(Dataset items)
⟨
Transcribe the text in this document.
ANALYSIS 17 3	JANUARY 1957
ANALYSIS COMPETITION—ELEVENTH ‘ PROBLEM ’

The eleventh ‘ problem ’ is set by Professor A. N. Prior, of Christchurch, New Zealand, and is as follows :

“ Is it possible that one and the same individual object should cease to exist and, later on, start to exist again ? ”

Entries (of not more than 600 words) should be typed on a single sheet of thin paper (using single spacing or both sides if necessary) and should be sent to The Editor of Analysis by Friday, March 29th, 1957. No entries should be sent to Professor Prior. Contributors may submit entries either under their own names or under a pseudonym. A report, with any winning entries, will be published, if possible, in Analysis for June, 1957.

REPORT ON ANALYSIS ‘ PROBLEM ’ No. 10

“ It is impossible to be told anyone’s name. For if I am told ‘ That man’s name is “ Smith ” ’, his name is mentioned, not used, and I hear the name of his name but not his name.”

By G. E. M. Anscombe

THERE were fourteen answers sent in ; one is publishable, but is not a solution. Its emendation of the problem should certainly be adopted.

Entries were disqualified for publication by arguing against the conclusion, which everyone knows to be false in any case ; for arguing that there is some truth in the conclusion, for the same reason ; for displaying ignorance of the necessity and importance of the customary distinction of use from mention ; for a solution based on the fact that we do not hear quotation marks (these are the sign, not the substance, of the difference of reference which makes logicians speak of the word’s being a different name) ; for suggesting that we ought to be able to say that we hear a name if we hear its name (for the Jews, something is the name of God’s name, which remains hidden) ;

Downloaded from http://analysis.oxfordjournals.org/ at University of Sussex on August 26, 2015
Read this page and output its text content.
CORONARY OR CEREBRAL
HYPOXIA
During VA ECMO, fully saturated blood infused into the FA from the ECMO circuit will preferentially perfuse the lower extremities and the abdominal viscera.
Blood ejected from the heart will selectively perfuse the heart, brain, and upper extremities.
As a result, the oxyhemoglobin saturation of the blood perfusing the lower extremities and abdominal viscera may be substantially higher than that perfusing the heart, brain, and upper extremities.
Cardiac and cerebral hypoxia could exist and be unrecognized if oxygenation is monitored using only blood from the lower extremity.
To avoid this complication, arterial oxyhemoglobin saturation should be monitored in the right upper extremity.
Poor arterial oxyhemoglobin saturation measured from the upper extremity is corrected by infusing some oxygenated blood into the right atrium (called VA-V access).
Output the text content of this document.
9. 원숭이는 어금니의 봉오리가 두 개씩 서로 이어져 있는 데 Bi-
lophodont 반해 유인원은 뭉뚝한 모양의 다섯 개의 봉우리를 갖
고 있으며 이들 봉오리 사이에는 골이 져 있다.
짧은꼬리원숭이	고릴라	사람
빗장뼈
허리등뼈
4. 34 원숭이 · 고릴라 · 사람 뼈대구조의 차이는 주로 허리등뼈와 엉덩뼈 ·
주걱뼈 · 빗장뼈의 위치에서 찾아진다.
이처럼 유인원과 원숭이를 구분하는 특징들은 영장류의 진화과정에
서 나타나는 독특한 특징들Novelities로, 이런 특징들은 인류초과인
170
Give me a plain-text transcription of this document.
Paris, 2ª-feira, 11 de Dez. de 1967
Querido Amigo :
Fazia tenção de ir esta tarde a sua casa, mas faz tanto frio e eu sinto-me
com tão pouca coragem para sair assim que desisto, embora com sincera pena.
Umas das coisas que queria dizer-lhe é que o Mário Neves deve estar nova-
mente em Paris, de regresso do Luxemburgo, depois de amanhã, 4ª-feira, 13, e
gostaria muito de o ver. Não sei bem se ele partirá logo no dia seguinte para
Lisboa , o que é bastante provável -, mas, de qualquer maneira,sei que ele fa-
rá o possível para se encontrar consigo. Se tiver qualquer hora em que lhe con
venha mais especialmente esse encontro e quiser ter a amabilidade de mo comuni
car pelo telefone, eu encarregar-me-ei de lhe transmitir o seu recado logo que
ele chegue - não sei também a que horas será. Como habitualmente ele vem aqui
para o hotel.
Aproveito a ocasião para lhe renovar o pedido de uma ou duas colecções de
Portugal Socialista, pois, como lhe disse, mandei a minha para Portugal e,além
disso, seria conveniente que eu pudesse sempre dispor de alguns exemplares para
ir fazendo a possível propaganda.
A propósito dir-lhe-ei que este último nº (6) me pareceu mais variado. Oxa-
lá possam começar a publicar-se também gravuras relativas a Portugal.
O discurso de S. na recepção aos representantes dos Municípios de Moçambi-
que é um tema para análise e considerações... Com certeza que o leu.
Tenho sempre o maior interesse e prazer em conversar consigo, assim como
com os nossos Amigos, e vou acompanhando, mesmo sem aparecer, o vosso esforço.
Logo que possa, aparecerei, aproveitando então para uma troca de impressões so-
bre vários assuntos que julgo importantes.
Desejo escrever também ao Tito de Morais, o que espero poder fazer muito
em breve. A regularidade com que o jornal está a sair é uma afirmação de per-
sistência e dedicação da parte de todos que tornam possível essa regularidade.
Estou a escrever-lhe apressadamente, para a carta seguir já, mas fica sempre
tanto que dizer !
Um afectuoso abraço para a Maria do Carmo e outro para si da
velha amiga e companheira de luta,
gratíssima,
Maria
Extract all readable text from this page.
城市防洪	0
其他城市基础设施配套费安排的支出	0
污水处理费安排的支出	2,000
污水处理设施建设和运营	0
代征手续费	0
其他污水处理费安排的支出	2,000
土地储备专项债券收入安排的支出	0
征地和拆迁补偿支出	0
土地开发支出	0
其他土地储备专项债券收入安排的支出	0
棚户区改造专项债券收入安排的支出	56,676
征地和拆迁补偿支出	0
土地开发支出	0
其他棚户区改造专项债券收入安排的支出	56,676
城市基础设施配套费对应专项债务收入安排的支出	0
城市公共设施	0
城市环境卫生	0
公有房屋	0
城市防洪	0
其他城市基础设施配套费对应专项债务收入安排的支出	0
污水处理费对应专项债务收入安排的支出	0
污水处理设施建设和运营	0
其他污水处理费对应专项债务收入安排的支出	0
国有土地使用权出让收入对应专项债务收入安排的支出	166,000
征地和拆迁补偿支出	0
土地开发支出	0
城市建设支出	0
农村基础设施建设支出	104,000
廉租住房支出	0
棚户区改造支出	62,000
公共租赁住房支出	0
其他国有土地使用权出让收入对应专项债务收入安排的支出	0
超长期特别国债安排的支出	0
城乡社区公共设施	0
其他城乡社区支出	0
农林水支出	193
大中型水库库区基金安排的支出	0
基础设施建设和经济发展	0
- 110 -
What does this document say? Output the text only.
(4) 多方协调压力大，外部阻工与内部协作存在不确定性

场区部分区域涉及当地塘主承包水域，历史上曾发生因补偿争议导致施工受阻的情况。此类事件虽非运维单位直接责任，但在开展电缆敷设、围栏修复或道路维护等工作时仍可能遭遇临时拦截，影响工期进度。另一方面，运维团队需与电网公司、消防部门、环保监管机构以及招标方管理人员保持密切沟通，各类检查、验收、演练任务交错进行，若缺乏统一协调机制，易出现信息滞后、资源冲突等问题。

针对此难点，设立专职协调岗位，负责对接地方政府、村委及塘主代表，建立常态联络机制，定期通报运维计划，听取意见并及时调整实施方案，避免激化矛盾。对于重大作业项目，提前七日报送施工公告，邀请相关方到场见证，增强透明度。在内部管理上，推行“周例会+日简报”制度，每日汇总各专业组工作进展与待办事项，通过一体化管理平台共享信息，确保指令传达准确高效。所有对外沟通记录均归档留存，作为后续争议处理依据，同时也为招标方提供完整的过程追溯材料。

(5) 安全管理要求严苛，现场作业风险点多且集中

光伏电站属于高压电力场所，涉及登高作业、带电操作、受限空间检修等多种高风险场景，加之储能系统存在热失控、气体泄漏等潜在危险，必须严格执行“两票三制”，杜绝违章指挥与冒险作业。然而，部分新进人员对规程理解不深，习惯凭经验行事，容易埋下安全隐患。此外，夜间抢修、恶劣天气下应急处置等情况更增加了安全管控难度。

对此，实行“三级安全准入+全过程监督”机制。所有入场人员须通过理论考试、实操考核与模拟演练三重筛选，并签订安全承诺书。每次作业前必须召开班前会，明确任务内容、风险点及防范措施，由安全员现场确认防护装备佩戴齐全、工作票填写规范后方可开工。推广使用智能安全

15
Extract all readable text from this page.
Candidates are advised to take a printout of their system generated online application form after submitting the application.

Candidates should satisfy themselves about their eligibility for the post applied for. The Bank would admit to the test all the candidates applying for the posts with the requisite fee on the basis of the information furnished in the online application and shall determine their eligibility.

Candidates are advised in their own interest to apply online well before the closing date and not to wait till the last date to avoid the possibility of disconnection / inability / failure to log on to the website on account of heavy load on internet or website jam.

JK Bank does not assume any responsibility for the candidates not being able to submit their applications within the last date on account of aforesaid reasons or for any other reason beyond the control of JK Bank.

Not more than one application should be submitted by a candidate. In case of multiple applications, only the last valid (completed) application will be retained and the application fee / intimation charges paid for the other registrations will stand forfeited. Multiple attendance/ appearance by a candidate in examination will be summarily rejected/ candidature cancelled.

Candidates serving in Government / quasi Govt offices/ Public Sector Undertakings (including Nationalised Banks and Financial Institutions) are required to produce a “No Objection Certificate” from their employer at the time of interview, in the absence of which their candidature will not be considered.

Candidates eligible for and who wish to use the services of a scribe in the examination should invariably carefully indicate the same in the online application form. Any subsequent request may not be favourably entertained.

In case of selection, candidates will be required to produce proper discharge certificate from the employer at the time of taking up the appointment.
⟩
Written task:
In the entries above, some lines may contain the string "extremity"; report how many, without additional comment.

Complete answer:
3